TASK TO COMPLETE: Which lines of the records contain "that"? Collect every one of them.

PROVIDED DATA:
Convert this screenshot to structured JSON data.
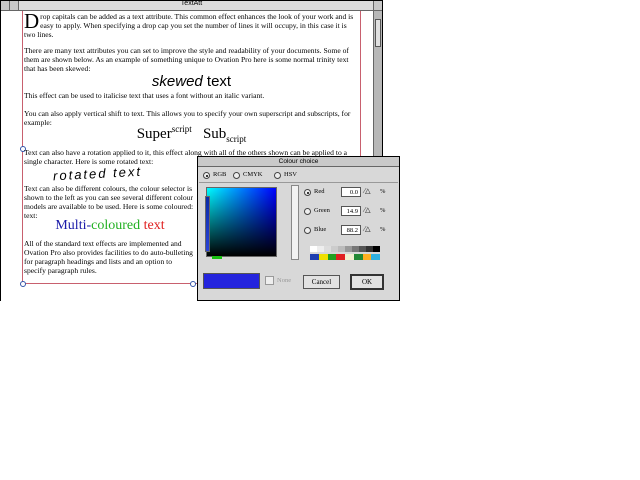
{
  "window": {
    "title": "TextAtt"
  },
  "doc": {
    "drop_cap": "D",
    "p1": "rop capitals can be added as a text attribute. This common effect enhances the look of your work and is easy to apply. When specifying a drop cap you set the number of lines it will occupy, in this case it is two lines.",
    "p2": "There are many text attributes you can set to improve the style and readability of your documents. Some of them are shown below. As an example of something unique to Ovation Pro here is some normal trinity text that has been skewed:",
    "skew_a": "skewed",
    "skew_b": " text",
    "p3": "This effect can be used to italicise text that uses a font without an italic variant.",
    "p4": "You can also apply vertical shift to text. This allows you to specify your own superscript and subscripts, for example:",
    "super_base": "Super",
    "super_script": "script",
    "sub_base": "Sub",
    "sub_script": "script",
    "p5": "Text can also have a rotation applied to it, this effect along with all of the others shown can be applied to a single character. Here is some rotated text:",
    "rotated": "rotated text",
    "p6": "Text can also be different colours, the colour selector is shown to the left as you can see several different colour models are available to be used. Here is some coloured: text:",
    "multi_1": "Multi-",
    "multi_2": "coloured",
    "multi_3": " text",
    "p7": "All of the standard text effects are implemented and Ovation Pro also provides facilities to do auto-bulleting for paragraph headings and lists and an option to specify paragraph rules."
  },
  "dialog": {
    "title": "Colour choice",
    "models": [
      "RGB",
      "CMYK",
      "HSV"
    ],
    "channels": [
      {
        "label": "Red",
        "value": "0.0",
        "unit": "%"
      },
      {
        "label": "Green",
        "value": "14.9",
        "unit": "%"
      },
      {
        "label": "Blue",
        "value": "88.2",
        "unit": "%"
      }
    ],
    "none_label": "None",
    "cancel_label": "Cancel",
    "ok_label": "OK"
  },
  "colors": {
    "multi_1": "#1a1aa8",
    "multi_2": "#22b022",
    "multi_3": "#e02020",
    "frame": "#c8606e",
    "sample": "#2424dd",
    "palette_row1": [
      "#ffffff",
      "#eeeeee",
      "#dddddd",
      "#cccccc",
      "#bbbbbb",
      "#999999",
      "#777777",
      "#555555",
      "#333333",
      "#000000"
    ],
    "palette_row2": [
      "#1f3fb0",
      "#f0e000",
      "#22a020",
      "#e02020",
      "#f0f0d0",
      "#228833",
      "#ffb020",
      "#30b0e0"
    ]
  }
}
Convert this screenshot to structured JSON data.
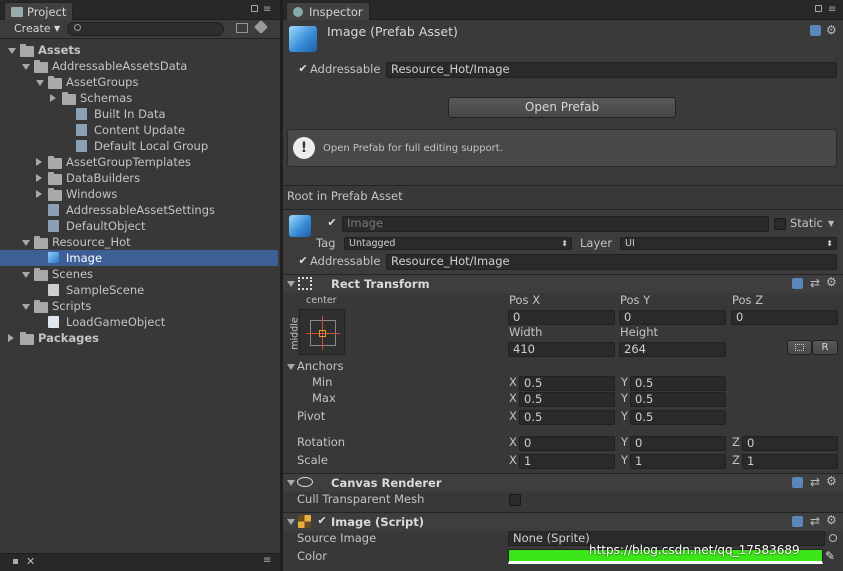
{
  "project": {
    "tab": "Project",
    "create_label": "Create",
    "tree": [
      {
        "label": "Assets",
        "kind": "folder",
        "bold": true
      },
      {
        "label": "AddressableAssetsData",
        "kind": "folder"
      },
      {
        "label": "AssetGroups",
        "kind": "folder"
      },
      {
        "label": "Schemas",
        "kind": "folder"
      },
      {
        "label": "Built In Data",
        "kind": "asset"
      },
      {
        "label": "Content Update",
        "kind": "asset"
      },
      {
        "label": "Default Local Group",
        "kind": "asset"
      },
      {
        "label": "AssetGroupTemplates",
        "kind": "folder"
      },
      {
        "label": "DataBuilders",
        "kind": "folder"
      },
      {
        "label": "Windows",
        "kind": "folder"
      },
      {
        "label": "AddressableAssetSettings",
        "kind": "asset"
      },
      {
        "label": "DefaultObject",
        "kind": "asset"
      },
      {
        "label": "Resource_Hot",
        "kind": "folder"
      },
      {
        "label": "Image",
        "kind": "prefab"
      },
      {
        "label": "Scenes",
        "kind": "folder"
      },
      {
        "label": "SampleScene",
        "kind": "scene"
      },
      {
        "label": "Scripts",
        "kind": "folder"
      },
      {
        "label": "LoadGameObject",
        "kind": "script"
      },
      {
        "label": "Packages",
        "kind": "folder",
        "bold": true
      }
    ]
  },
  "inspector": {
    "tab": "Inspector",
    "title": "Image (Prefab Asset)",
    "addressable_label": "Addressable",
    "addressable_path": "Resource_Hot/Image",
    "open_prefab": "Open Prefab",
    "info_text": "Open Prefab for full editing support.",
    "root_label": "Root in Prefab Asset",
    "go_name": "Image",
    "static_label": "Static",
    "tag_label": "Tag",
    "tag_value": "Untagged",
    "layer_label": "Layer",
    "layer_value": "UI",
    "addressable2_label": "Addressable",
    "addressable2_path": "Resource_Hot/Image",
    "rect": {
      "title": "Rect Transform",
      "anchor_top": "center",
      "anchor_side": "middle",
      "posx_label": "Pos X",
      "posy_label": "Pos Y",
      "posz_label": "Pos Z",
      "posx": "0",
      "posy": "0",
      "posz": "0",
      "width_label": "Width",
      "height_label": "Height",
      "width": "410",
      "height": "264",
      "r_label": "R",
      "anchors_label": "Anchors",
      "min_label": "Min",
      "max_label": "Max",
      "pivot_label": "Pivot",
      "min_x": "0.5",
      "min_y": "0.5",
      "max_x": "0.5",
      "max_y": "0.5",
      "pivot_x": "0.5",
      "pivot_y": "0.5",
      "rotation_label": "Rotation",
      "scale_label": "Scale",
      "rot_x": "0",
      "rot_y": "0",
      "rot_z": "0",
      "scale_x": "1",
      "scale_y": "1",
      "scale_z": "1",
      "x": "X",
      "y": "Y",
      "z": "Z"
    },
    "canvas": {
      "title": "Canvas Renderer",
      "cull_label": "Cull Transparent Mesh"
    },
    "image": {
      "title": "Image (Script)",
      "source_label": "Source Image",
      "source_value": "None (Sprite)",
      "color_label": "Color",
      "color": "#3ce619"
    },
    "watermark": "https://blog.csdn.net/qq_17583689"
  }
}
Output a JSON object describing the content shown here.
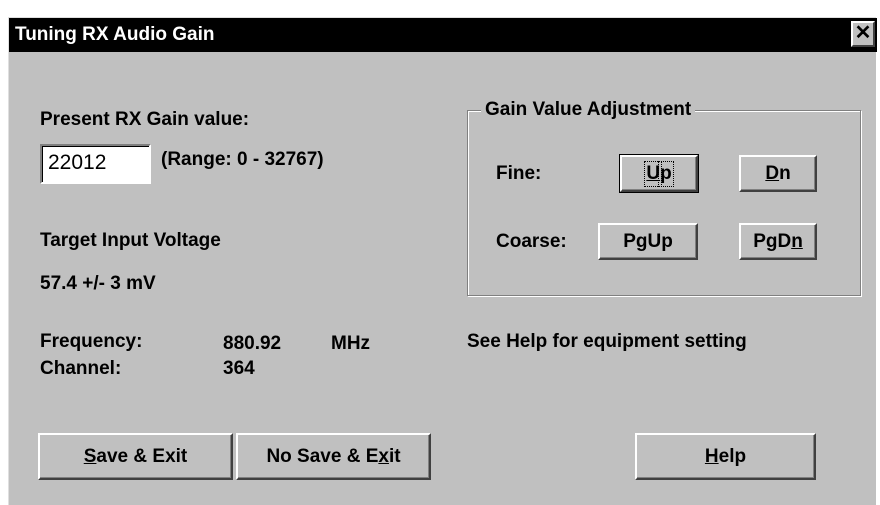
{
  "window": {
    "title": "Tuning RX Audio Gain",
    "close_glyph": "✕"
  },
  "gain": {
    "label": "Present RX Gain value:",
    "value": "22012",
    "range": "(Range: 0 - 32767)"
  },
  "target": {
    "label": "Target Input Voltage",
    "value": "57.4 +/- 3 mV"
  },
  "info": {
    "frequency_label": "Frequency:",
    "frequency_value": "880.92",
    "frequency_unit": "MHz",
    "channel_label": "Channel:",
    "channel_value": "364"
  },
  "adjust": {
    "group_title": "Gain Value Adjustment",
    "fine_label": "Fine:",
    "coarse_label": "Coarse:",
    "up": {
      "mnemonic": "U",
      "rest": "p"
    },
    "dn": {
      "mnemonic": "D",
      "rest": "n"
    },
    "pgup": {
      "pre": "P",
      "mnemonic": "g",
      "post": "Up"
    },
    "pgdn": {
      "pre": "PgD",
      "mnemonic": "n",
      "post": ""
    }
  },
  "help_note": "See Help for equipment setting",
  "buttons": {
    "save_exit": {
      "mnemonic": "S",
      "rest": "ave & Exit"
    },
    "nosave_exit": {
      "pre": "No Save & E",
      "mnemonic": "x",
      "post": "it"
    },
    "help": {
      "mnemonic": "H",
      "rest": "elp"
    }
  }
}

EXERCISE RESPONSE:
    "p2": "There are many text attributes you can set to improve the style and readability of your documents. Some of them are shown below. As an example of something unique to Ovation Pro here is some normal trinity text that has been skewed:",
    "p3": "This effect can be used to italicise text that uses a font without an italic variant.",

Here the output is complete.